**TASK PROMPT:** Copy whichever lines contain the string "flange".

Recorded data:
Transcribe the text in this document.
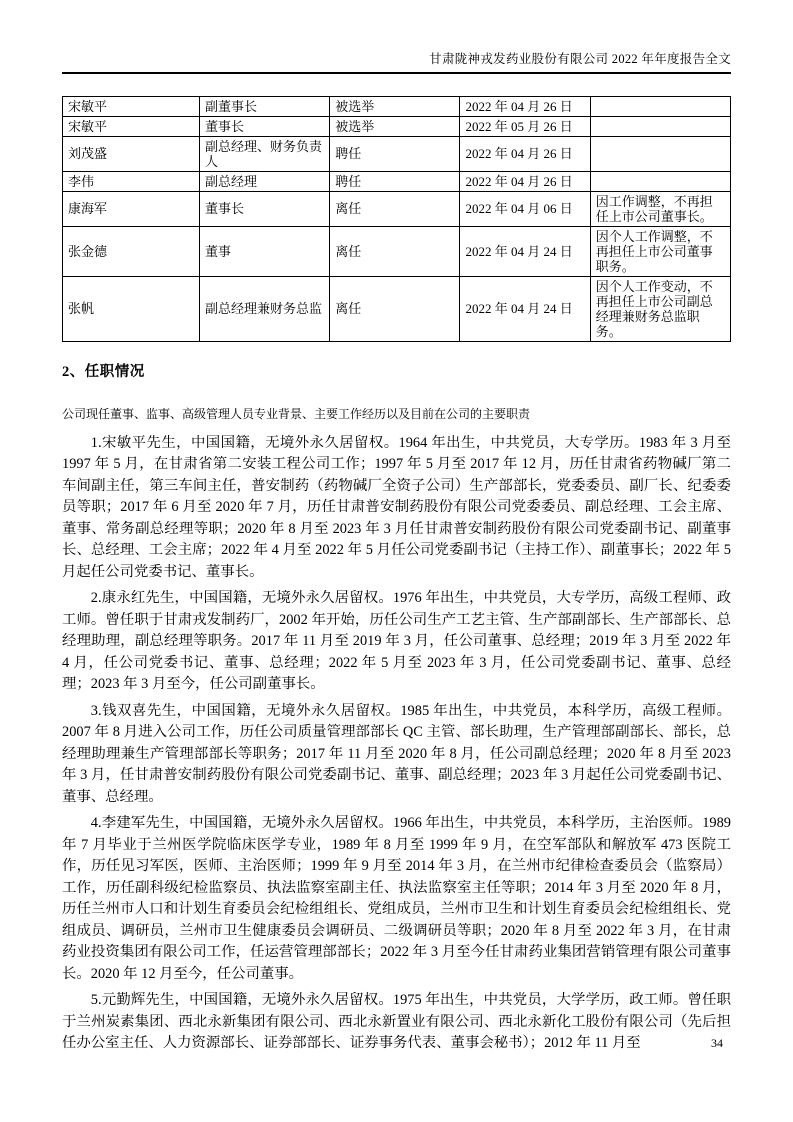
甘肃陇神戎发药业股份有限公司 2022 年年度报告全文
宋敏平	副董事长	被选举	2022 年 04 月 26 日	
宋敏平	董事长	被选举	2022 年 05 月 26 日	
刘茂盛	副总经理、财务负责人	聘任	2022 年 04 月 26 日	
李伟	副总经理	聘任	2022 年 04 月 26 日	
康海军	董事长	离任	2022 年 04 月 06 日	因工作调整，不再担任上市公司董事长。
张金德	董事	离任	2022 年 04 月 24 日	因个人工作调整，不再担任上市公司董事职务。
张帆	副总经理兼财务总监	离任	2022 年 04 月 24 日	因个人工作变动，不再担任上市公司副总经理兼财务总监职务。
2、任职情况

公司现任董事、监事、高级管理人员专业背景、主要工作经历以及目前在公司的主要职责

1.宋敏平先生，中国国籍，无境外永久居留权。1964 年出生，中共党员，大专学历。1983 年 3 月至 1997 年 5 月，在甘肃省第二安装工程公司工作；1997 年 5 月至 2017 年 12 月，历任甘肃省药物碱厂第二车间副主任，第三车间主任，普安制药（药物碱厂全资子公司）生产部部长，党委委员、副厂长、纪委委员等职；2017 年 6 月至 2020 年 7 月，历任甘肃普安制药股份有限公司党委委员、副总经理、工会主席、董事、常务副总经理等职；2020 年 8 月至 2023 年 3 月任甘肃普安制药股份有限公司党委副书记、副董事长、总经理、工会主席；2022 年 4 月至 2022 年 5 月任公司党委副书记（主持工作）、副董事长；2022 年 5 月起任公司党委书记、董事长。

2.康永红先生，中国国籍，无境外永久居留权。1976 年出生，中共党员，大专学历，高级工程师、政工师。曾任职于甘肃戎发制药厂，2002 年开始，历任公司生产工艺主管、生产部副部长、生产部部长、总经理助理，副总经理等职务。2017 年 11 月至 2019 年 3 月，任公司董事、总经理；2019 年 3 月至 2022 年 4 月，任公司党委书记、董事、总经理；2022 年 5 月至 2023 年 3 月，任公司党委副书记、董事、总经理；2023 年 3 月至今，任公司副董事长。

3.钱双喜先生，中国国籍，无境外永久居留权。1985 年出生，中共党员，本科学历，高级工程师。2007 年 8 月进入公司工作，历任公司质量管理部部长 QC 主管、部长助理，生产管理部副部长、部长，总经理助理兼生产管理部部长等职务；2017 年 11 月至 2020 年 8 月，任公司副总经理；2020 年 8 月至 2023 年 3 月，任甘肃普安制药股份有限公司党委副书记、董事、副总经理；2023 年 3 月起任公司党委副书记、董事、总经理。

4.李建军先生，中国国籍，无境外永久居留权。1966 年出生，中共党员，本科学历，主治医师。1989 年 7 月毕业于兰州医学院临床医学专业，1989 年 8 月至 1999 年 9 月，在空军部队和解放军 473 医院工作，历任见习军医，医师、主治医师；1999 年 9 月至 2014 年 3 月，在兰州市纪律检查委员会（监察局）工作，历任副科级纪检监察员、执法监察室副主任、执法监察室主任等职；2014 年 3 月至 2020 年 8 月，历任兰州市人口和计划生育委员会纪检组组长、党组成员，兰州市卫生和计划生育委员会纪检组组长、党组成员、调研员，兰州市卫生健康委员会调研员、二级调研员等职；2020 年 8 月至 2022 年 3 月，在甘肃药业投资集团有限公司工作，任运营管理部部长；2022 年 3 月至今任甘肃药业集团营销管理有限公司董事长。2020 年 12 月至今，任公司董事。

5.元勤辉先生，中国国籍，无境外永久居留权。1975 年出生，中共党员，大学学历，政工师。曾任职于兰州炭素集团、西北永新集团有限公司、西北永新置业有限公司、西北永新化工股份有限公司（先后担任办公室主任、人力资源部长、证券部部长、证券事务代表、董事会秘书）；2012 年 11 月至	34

* * *

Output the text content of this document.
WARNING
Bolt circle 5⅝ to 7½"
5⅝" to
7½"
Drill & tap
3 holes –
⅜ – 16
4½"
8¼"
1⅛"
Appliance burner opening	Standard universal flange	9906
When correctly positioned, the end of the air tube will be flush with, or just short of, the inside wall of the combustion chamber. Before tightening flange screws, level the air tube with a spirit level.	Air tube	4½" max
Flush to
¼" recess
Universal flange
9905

**CORRECT RESPONSE:**
Appliance burner opening	Standard universal flange	9906
When correctly positioned, the end of the air tube will be flush with, or just short of, the inside wall of the combustion chamber. Before tightening flange screws, level the air tube with a spirit level.	Air tube	4½" max
Universal flange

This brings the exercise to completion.